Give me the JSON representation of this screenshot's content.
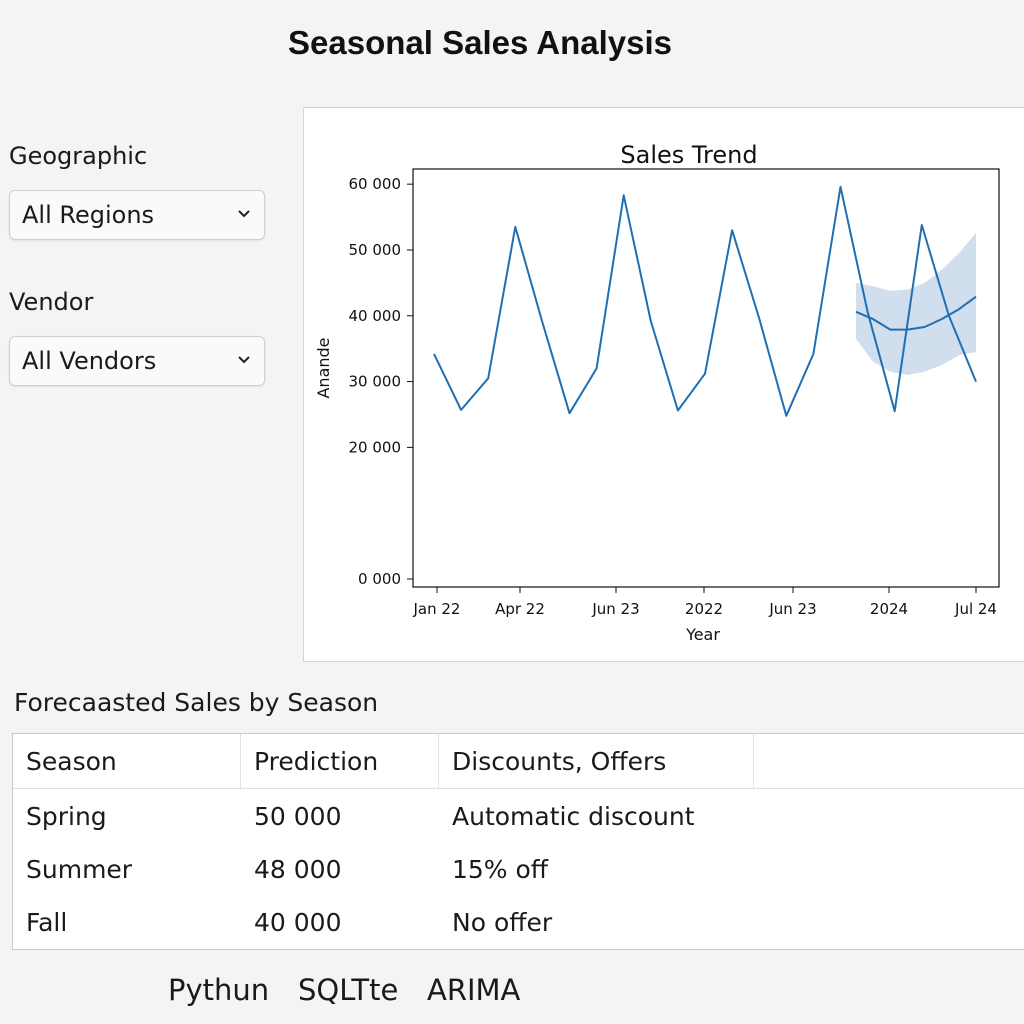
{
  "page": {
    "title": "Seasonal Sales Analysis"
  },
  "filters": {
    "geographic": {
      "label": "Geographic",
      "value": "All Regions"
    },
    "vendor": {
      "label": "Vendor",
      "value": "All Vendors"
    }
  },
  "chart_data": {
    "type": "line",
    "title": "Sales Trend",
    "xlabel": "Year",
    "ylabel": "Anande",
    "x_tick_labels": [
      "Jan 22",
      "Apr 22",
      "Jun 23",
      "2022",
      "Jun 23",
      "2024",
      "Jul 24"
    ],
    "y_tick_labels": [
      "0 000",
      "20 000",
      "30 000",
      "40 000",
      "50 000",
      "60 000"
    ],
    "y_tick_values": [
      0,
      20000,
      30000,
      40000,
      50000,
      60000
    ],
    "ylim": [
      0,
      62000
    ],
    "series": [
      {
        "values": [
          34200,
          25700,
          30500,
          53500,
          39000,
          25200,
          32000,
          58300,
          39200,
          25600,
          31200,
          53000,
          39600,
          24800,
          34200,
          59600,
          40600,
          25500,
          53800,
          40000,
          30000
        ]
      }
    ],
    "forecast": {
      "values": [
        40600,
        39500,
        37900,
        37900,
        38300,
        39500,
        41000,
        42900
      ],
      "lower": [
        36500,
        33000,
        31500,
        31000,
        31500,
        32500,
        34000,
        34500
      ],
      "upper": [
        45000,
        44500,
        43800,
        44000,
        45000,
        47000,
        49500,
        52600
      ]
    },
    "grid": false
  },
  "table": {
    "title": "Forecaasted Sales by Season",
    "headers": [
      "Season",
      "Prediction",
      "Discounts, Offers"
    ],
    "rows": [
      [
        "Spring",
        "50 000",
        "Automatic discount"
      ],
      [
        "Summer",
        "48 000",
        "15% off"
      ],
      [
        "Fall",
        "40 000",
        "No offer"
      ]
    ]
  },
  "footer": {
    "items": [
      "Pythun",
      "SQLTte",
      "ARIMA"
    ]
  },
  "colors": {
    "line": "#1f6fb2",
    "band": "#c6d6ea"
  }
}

_ _ _ _ _ _ _

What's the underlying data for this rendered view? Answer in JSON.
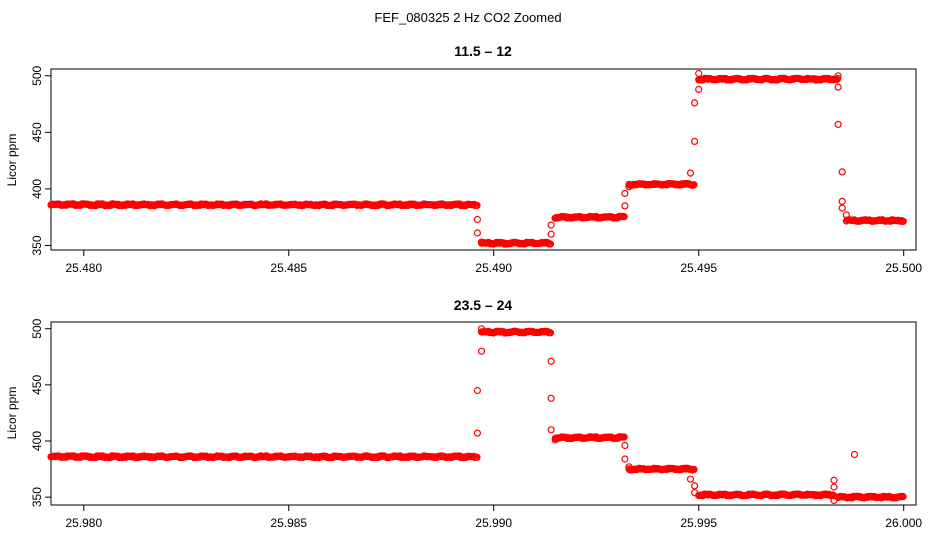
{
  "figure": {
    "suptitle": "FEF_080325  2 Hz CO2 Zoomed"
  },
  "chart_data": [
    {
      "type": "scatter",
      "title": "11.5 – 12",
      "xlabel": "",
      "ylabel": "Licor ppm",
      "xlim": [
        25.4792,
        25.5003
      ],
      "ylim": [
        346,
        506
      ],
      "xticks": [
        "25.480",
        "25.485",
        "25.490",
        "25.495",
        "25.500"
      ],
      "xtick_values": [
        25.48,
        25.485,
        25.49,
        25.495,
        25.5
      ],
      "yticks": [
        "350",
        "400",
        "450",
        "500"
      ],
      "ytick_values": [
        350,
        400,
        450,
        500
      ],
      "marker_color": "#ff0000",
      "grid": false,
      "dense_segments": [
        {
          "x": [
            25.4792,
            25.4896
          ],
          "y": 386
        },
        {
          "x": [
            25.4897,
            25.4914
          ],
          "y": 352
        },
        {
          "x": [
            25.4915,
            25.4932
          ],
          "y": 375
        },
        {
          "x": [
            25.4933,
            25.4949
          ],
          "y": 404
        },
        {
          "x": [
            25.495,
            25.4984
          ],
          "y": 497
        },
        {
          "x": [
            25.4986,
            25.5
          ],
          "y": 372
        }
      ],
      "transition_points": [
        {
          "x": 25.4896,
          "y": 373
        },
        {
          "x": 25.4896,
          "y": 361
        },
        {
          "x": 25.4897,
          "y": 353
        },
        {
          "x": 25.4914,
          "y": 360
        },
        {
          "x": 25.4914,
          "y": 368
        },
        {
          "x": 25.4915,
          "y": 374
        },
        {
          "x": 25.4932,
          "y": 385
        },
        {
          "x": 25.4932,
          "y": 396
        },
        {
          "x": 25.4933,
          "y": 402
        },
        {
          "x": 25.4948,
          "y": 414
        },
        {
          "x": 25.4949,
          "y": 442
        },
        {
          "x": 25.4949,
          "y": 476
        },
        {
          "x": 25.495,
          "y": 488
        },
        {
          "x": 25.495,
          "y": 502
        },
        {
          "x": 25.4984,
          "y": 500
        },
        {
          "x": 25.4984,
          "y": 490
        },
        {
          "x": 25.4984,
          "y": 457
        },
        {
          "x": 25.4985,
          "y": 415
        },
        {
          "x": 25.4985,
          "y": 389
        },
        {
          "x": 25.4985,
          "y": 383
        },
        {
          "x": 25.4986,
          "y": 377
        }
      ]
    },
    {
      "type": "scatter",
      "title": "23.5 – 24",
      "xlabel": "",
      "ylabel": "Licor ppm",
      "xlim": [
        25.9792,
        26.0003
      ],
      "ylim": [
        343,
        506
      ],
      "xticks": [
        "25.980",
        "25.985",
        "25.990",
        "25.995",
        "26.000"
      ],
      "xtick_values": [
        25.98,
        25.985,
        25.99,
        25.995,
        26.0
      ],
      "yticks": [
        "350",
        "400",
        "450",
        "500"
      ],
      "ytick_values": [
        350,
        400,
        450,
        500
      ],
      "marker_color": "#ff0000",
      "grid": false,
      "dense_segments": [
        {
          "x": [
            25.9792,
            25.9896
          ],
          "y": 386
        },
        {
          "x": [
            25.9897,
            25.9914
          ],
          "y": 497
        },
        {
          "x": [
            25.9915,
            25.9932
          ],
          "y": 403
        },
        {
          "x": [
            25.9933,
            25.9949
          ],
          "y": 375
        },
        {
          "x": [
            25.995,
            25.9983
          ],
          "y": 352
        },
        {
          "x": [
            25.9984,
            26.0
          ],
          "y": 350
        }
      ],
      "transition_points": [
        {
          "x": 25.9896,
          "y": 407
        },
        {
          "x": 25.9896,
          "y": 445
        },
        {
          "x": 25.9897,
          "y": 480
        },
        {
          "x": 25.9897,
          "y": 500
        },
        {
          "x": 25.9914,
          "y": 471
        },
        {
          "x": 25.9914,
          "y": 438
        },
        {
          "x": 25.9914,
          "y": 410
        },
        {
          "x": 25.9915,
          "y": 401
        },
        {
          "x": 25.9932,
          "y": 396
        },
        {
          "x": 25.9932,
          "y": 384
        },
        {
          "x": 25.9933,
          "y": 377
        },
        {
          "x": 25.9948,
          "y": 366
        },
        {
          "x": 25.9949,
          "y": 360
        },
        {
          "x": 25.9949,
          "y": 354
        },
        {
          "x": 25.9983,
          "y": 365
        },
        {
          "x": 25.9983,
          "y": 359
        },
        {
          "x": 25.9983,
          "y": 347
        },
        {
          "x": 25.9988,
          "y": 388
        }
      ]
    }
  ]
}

_ _ _ _ _ _ _

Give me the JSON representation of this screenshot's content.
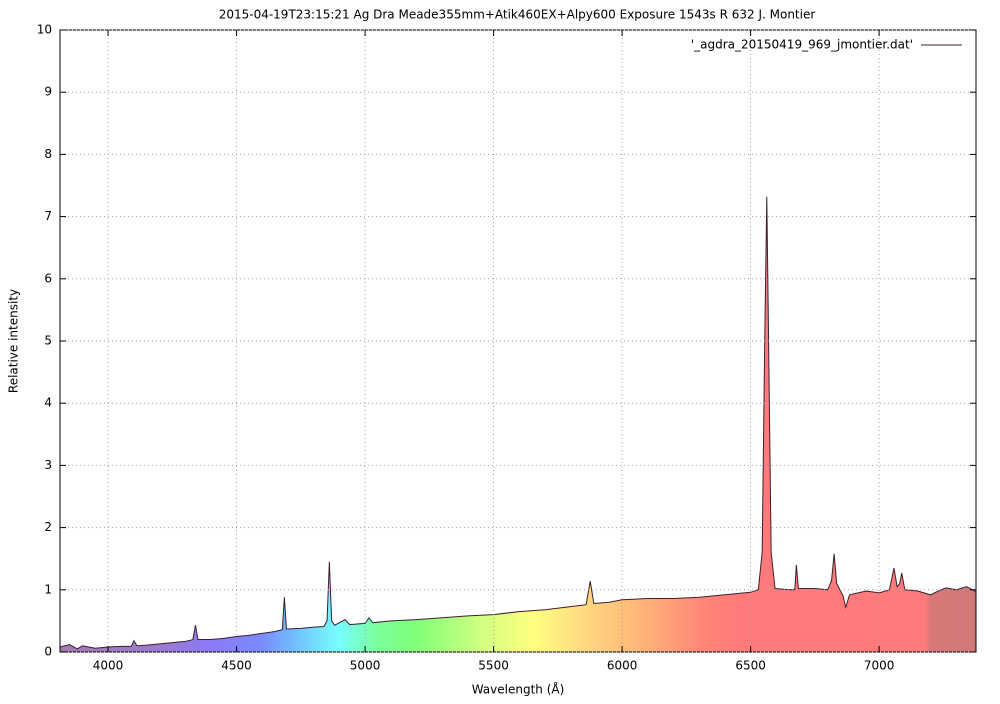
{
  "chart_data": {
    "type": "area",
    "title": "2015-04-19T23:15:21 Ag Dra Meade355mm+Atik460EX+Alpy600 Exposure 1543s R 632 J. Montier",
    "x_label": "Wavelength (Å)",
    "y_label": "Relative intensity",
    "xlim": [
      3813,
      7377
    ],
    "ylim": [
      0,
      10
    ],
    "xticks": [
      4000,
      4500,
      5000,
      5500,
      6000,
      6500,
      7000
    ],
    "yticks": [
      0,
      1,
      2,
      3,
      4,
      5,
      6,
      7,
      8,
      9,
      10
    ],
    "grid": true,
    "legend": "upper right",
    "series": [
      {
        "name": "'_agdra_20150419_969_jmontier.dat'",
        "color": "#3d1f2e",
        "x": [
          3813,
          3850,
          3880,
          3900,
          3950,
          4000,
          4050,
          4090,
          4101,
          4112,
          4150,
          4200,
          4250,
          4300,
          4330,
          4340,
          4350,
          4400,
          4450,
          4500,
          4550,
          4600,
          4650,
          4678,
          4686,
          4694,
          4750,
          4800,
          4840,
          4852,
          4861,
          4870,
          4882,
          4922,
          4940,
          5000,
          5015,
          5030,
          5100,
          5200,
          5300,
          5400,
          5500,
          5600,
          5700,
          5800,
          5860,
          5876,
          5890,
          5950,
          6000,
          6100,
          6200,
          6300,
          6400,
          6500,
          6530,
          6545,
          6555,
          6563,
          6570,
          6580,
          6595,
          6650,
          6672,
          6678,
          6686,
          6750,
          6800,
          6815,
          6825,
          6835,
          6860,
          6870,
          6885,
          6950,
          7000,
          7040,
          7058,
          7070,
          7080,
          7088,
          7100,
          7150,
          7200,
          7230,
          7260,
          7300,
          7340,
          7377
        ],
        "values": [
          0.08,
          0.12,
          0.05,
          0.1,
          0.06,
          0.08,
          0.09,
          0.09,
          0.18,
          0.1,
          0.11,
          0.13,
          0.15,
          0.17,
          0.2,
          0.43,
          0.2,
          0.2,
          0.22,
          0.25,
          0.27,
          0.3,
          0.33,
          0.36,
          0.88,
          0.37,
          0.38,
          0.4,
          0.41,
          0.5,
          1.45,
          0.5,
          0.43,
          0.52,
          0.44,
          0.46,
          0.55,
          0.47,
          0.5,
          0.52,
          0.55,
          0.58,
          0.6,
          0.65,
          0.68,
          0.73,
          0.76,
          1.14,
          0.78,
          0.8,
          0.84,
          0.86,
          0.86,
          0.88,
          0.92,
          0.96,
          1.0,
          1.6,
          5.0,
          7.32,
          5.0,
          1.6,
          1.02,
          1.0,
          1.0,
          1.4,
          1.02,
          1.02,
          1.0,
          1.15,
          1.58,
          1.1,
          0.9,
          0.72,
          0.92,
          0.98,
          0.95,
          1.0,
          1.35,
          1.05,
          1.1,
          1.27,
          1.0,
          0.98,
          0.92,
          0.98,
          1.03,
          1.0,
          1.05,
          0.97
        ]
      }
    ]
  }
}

_ _ _ _ _ _ _

Check each line above for the word "Sales", and copy the lines where it appears.

    "title": "Seasonal Sales Analysis"
    "title": "Sales Trend",
    "title": "Forecaasted Sales by Season",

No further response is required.